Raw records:

============================================================

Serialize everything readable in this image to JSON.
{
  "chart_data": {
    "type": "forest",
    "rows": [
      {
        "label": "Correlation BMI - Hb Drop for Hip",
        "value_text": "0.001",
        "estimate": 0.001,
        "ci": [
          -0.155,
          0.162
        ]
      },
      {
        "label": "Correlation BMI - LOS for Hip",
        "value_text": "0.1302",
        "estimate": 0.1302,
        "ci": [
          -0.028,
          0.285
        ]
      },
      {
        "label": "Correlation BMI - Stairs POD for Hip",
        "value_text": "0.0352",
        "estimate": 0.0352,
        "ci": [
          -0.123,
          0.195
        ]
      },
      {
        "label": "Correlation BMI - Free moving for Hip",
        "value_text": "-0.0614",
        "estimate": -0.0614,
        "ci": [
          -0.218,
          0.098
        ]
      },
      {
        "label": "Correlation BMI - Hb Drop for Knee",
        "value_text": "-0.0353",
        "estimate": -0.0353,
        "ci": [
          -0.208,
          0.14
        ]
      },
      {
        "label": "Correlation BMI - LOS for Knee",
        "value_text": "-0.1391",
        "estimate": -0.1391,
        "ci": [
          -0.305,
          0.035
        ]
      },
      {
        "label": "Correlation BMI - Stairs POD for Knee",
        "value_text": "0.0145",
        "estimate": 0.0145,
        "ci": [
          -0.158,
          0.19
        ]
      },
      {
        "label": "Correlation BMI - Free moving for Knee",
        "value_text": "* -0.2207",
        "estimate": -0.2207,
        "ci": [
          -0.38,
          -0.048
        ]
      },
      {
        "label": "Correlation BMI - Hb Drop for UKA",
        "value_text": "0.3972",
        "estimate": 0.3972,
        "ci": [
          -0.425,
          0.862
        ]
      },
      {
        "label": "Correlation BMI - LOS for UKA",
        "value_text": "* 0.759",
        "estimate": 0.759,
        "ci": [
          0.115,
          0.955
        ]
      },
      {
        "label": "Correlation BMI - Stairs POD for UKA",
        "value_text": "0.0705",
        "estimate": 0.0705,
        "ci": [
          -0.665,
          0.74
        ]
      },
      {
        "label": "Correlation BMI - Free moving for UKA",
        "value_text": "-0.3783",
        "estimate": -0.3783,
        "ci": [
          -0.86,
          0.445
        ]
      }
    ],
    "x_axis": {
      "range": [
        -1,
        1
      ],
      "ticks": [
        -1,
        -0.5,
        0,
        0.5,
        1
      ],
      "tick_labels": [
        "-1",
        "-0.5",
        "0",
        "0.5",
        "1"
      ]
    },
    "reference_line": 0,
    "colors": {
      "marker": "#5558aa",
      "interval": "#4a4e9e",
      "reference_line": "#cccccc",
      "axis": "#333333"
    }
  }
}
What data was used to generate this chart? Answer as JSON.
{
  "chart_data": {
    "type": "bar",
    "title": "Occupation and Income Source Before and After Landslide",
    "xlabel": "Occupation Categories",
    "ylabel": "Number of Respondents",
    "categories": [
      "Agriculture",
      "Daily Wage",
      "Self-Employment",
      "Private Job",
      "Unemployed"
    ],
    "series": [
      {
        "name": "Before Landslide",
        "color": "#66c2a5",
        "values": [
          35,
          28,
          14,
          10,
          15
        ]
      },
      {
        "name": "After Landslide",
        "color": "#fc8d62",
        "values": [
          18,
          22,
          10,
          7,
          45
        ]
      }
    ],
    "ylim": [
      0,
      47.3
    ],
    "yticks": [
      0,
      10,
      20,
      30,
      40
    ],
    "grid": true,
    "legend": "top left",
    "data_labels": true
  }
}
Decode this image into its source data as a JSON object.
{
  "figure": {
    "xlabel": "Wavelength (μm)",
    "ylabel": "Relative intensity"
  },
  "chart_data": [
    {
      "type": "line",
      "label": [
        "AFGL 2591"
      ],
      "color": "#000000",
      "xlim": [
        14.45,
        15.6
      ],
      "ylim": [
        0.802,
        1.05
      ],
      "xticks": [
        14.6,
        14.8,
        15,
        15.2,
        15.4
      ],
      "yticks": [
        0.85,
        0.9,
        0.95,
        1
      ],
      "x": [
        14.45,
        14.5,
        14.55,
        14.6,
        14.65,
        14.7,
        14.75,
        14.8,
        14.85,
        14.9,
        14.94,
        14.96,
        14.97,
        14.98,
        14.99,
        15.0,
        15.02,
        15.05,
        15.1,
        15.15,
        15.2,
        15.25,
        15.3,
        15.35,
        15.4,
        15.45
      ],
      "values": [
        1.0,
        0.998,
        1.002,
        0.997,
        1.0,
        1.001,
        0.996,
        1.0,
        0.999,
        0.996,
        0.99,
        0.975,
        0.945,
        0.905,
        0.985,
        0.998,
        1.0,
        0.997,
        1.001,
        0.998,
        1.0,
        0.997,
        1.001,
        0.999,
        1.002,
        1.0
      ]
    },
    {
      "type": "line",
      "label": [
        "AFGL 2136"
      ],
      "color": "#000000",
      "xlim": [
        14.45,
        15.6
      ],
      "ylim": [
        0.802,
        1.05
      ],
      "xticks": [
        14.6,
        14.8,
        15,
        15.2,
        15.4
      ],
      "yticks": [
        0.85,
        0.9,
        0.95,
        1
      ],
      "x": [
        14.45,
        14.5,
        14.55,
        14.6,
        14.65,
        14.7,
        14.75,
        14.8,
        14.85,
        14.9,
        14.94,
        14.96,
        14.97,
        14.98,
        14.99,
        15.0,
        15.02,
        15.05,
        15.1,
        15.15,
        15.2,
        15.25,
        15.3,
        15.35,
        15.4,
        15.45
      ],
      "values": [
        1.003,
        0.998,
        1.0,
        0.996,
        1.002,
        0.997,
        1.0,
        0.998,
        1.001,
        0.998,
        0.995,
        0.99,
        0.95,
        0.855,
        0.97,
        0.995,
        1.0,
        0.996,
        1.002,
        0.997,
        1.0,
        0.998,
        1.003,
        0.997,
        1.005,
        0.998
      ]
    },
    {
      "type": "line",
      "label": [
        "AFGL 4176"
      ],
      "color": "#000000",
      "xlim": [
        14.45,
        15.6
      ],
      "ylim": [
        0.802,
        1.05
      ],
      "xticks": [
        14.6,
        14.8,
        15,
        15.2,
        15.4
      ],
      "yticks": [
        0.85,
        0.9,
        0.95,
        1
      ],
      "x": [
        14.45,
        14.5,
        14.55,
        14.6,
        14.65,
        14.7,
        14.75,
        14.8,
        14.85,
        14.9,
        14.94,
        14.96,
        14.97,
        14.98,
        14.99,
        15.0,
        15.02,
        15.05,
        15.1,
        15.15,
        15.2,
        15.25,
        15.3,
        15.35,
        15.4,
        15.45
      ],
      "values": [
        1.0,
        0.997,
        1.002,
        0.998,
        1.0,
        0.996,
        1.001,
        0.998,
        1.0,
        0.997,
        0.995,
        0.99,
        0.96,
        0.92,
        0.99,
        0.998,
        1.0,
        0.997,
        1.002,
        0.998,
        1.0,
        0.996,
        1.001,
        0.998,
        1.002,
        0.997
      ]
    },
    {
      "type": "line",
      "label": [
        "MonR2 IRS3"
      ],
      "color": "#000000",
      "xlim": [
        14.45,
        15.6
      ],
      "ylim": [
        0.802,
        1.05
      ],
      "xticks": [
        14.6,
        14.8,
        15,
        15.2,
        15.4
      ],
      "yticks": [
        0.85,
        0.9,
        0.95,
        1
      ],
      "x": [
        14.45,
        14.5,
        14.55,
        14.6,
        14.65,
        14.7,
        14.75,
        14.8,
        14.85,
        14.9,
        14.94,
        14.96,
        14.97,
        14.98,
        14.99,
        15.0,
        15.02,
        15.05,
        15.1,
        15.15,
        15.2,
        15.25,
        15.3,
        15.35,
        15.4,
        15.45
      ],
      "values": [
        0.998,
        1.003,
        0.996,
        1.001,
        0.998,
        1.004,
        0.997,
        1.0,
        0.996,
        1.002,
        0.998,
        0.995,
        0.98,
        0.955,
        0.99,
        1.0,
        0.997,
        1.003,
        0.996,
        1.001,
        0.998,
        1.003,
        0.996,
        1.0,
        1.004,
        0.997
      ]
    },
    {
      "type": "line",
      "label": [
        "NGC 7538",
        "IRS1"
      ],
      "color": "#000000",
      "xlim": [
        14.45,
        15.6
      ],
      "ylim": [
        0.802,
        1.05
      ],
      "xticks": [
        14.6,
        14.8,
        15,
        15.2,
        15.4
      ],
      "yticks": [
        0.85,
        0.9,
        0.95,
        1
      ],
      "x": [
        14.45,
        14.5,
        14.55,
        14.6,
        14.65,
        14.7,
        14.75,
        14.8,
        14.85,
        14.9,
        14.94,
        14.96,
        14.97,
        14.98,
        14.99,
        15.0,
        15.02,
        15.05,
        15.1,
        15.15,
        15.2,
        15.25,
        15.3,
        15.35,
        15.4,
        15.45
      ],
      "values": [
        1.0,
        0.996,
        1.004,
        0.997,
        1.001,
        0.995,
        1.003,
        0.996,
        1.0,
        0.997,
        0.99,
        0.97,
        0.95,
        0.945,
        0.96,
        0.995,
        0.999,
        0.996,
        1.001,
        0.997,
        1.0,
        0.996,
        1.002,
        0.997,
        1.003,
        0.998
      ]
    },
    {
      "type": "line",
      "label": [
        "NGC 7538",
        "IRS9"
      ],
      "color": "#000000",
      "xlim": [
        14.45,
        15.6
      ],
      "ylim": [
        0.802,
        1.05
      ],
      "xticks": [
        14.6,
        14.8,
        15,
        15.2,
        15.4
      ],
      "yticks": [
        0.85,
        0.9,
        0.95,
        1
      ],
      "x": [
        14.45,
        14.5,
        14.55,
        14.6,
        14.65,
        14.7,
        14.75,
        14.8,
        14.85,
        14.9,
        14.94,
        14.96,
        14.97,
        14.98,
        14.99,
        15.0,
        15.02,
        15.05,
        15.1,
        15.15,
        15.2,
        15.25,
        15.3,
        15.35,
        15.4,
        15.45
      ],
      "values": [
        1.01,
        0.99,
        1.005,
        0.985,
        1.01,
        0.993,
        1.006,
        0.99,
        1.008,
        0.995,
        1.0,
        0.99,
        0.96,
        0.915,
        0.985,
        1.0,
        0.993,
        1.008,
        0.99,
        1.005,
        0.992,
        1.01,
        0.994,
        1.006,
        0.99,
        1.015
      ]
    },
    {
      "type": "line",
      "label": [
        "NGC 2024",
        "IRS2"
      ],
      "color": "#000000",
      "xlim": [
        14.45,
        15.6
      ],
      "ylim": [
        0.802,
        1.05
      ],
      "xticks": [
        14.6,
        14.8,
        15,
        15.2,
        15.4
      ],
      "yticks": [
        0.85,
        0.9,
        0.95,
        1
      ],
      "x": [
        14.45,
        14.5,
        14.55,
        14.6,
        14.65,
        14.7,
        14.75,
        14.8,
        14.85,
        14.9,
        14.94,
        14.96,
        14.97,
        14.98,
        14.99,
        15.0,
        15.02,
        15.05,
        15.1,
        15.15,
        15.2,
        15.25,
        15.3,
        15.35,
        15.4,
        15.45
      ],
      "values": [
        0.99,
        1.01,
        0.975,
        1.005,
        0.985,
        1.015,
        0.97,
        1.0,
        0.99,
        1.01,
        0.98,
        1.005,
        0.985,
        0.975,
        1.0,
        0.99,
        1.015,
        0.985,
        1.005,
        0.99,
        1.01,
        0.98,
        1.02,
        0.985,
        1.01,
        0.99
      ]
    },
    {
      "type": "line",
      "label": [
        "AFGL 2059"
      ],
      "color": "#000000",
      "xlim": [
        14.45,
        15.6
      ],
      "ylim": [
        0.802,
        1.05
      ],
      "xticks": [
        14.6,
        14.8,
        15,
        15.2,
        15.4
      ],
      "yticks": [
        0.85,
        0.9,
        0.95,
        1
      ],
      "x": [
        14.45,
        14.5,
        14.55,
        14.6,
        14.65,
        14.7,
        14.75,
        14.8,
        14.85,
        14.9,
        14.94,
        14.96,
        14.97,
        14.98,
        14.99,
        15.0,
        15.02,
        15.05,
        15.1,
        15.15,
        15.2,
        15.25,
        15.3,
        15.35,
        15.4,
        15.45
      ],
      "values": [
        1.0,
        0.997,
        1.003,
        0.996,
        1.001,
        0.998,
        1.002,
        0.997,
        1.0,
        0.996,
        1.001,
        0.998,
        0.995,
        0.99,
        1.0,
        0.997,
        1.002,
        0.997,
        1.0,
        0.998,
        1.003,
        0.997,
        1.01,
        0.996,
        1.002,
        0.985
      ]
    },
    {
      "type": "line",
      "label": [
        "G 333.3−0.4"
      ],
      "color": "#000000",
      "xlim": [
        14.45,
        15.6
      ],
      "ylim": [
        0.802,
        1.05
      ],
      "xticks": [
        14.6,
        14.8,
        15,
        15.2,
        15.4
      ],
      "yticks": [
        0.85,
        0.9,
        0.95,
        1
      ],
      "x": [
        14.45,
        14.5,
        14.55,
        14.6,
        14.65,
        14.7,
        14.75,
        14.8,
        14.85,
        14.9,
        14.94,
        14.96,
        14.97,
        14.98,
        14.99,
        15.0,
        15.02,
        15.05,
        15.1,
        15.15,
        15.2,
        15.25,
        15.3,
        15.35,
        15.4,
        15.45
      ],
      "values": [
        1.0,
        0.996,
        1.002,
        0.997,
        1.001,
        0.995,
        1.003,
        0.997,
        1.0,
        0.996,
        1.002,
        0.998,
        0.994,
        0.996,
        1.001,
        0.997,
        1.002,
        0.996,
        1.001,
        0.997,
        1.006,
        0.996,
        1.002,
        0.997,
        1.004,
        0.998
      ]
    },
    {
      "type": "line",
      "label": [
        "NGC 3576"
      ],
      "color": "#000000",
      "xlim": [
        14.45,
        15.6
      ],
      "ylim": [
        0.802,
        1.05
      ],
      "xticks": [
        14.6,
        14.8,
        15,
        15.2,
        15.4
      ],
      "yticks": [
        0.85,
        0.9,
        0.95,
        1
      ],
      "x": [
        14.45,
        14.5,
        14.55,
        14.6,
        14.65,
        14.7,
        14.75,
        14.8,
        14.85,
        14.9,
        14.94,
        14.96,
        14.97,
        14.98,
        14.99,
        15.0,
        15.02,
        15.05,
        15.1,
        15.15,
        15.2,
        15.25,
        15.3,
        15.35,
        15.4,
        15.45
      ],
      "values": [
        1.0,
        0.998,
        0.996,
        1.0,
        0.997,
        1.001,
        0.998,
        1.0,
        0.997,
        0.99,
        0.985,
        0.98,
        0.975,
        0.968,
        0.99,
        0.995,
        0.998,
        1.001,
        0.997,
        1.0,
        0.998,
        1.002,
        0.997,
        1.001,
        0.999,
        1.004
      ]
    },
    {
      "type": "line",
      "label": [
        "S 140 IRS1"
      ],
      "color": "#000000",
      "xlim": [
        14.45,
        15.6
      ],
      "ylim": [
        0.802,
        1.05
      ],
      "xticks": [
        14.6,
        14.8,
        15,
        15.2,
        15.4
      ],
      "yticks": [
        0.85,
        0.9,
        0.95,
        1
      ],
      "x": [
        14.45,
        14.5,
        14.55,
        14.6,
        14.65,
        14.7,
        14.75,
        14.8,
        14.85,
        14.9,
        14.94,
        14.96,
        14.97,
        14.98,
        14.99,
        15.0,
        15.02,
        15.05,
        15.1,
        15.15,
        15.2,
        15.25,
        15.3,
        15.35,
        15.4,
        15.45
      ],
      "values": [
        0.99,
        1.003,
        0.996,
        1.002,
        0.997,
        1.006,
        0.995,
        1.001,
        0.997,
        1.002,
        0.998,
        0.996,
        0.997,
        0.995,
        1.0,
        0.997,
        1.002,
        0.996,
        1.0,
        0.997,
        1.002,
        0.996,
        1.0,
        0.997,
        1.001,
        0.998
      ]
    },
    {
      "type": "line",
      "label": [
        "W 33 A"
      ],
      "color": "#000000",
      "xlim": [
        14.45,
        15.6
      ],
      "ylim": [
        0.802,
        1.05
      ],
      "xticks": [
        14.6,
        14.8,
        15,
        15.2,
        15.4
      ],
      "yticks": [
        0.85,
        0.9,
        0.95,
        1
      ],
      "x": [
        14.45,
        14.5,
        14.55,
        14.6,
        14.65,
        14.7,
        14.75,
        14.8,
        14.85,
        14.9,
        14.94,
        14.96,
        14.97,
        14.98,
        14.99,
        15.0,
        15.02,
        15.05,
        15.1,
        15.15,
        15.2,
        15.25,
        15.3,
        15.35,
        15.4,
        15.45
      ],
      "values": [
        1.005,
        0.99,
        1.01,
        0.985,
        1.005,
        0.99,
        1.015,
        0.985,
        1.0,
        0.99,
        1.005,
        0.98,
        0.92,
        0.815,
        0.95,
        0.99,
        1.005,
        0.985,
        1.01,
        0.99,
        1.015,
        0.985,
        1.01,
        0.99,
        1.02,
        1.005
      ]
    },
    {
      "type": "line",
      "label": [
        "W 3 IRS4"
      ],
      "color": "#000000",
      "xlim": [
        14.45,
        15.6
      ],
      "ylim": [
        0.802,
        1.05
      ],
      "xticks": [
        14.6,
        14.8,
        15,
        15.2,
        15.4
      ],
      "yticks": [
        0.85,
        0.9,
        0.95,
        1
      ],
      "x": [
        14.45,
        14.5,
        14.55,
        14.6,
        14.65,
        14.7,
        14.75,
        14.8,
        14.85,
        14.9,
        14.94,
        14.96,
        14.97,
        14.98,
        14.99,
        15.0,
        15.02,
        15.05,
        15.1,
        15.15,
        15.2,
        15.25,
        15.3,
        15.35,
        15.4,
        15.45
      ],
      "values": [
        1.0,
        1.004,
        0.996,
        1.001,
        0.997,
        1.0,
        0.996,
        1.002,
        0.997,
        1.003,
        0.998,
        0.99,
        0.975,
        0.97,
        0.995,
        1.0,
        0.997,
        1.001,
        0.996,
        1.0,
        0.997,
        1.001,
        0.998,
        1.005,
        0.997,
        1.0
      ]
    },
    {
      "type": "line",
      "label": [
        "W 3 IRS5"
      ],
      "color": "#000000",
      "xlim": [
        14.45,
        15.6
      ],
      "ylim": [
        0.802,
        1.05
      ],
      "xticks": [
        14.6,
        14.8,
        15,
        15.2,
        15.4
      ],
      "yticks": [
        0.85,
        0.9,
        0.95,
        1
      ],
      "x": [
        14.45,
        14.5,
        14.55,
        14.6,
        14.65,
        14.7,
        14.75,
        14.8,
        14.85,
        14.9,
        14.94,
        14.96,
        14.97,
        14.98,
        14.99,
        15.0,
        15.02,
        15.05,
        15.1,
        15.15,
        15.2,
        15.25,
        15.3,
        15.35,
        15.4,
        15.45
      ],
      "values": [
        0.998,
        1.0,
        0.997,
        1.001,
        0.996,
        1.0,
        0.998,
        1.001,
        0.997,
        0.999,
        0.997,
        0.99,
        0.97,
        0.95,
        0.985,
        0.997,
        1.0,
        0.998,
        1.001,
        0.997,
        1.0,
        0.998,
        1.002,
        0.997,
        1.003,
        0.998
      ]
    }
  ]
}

============================================================

→ To be done:
Pull out all lines containing the word "image" from the entries above.

→ Exercise answer:
Serialize everything readable in this image to JSON.
Decode this image into its source data as a JSON object.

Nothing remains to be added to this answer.